» **MATERIALS PROVIDED**:
──────────────────────────────

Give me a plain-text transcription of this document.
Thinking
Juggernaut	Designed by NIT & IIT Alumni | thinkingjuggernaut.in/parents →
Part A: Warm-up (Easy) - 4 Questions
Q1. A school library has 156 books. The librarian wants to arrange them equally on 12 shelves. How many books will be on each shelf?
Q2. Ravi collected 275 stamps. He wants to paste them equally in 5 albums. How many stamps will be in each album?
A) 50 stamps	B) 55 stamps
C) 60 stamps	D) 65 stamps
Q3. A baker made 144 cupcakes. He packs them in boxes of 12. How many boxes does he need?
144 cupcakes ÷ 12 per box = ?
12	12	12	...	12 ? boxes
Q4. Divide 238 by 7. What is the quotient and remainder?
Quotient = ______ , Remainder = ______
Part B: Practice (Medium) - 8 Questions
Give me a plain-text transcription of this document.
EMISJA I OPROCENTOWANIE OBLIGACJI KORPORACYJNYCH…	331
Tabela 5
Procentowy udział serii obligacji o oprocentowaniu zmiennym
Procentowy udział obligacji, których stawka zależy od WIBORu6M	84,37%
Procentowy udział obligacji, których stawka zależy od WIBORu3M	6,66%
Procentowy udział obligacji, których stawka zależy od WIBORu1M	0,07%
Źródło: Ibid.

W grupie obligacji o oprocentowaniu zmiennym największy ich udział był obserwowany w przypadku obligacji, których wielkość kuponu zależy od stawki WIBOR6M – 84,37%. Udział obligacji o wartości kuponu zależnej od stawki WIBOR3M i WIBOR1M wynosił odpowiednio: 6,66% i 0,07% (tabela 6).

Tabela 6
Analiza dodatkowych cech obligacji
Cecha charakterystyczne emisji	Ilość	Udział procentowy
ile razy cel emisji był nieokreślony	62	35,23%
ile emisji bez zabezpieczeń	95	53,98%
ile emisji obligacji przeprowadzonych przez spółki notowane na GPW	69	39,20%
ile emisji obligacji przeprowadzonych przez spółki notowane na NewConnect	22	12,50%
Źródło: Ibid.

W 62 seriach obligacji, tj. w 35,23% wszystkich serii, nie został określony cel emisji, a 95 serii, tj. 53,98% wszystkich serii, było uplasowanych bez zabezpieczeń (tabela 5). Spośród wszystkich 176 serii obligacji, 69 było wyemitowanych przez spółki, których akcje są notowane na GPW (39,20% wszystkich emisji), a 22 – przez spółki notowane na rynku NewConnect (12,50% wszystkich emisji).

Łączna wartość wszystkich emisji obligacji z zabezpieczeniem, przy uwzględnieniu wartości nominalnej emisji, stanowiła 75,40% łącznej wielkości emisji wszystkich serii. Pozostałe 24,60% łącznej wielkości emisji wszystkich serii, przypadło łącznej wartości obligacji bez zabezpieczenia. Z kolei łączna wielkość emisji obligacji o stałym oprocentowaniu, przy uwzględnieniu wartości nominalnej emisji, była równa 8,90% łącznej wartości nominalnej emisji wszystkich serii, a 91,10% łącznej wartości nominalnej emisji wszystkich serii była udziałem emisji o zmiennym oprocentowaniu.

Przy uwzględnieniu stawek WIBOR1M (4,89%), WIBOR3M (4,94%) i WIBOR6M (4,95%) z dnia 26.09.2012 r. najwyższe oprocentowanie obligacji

──────────────────────────────

Write out the entire listing exactly.

» **ANSWER TO THE EXERCISE**:
Give me a plain-text transcription of this document.
Thinking
Juggernaut	Designed by NIT & IIT Alumni | thinkingjuggernaut.in/parents →
Part A: Warm-up (Easy) - 4 Questions
Q1. A school library has 156 books. The librarian wants to arrange them equally on 12 shelves. How many books will be on each shelf?
Q2. Ravi collected 275 stamps. He wants to paste them equally in 5 albums. How many stamps will be in each album?
A) 50 stamps	B) 55 stamps
C) 60 stamps	D) 65 stamps
Q3. A baker made 144 cupcakes. He packs them in boxes of 12. How many boxes does he need?
144 cupcakes ÷ 12 per box = ?
12	12	12	...	12 ? boxes
Q4. Divide 238 by 7. What is the quotient and remainder?
Quotient = ______ , Remainder = ______
Part B: Practice (Medium) - 8 Questions
Give me a plain-text transcription of this document.
EMISJA I OPROCENTOWANIE OBLIGACJI KORPORACYJNYCH…	331
Tabela 5
Procentowy udział serii obligacji o oprocentowaniu zmiennym
Procentowy udział obligacji, których stawka zależy od WIBORu6M	84,37%
Procentowy udział obligacji, których stawka zależy od WIBORu3M	6,66%
Procentowy udział obligacji, których stawka zależy od WIBORu1M	0,07%
Źródło: Ibid.

W grupie obligacji o oprocentowaniu zmiennym największy ich udział był obserwowany w przypadku obligacji, których wielkość kuponu zależy od stawki WIBOR6M – 84,37%. Udział obligacji o wartości kuponu zależnej od stawki WIBOR3M i WIBOR1M wynosił odpowiednio: 6,66% i 0,07% (tabela 6).

Tabela 6
Analiza dodatkowych cech obligacji
Cecha charakterystyczne emisji	Ilość	Udział procentowy
ile razy cel emisji był nieokreślony	62	35,23%
ile emisji bez zabezpieczeń	95	53,98%
ile emisji obligacji przeprowadzonych przez spółki notowane na GPW	69	39,20%
ile emisji obligacji przeprowadzonych przez spółki notowane na NewConnect	22	12,50%
Źródło: Ibid.

W 62 seriach obligacji, tj. w 35,23% wszystkich serii, nie został określony cel emisji, a 95 serii, tj. 53,98% wszystkich serii, było uplasowanych bez zabezpieczeń (tabela 5). Spośród wszystkich 176 serii obligacji, 69 było wyemitowanych przez spółki, których akcje są notowane na GPW (39,20% wszystkich emisji), a 22 – przez spółki notowane na rynku NewConnect (12,50% wszystkich emisji).

Łączna wartość wszystkich emisji obligacji z zabezpieczeniem, przy uwzględnieniu wartości nominalnej emisji, stanowiła 75,40% łącznej wielkości emisji wszystkich serii. Pozostałe 24,60% łącznej wielkości emisji wszystkich serii, przypadło łącznej wartości obligacji bez zabezpieczenia. Z kolei łączna wielkość emisji obligacji o stałym oprocentowaniu, przy uwzględnieniu wartości nominalnej emisji, była równa 8,90% łącznej wartości nominalnej emisji wszystkich serii, a 91,10% łącznej wartości nominalnej emisji wszystkich serii była udziałem emisji o zmiennym oprocentowaniu.

Przy uwzględnieniu stawek WIBOR1M (4,89%), WIBOR3M (4,94%) i WIBOR6M (4,95%) z dnia 26.09.2012 r. najwyższe oprocentowanie obligacji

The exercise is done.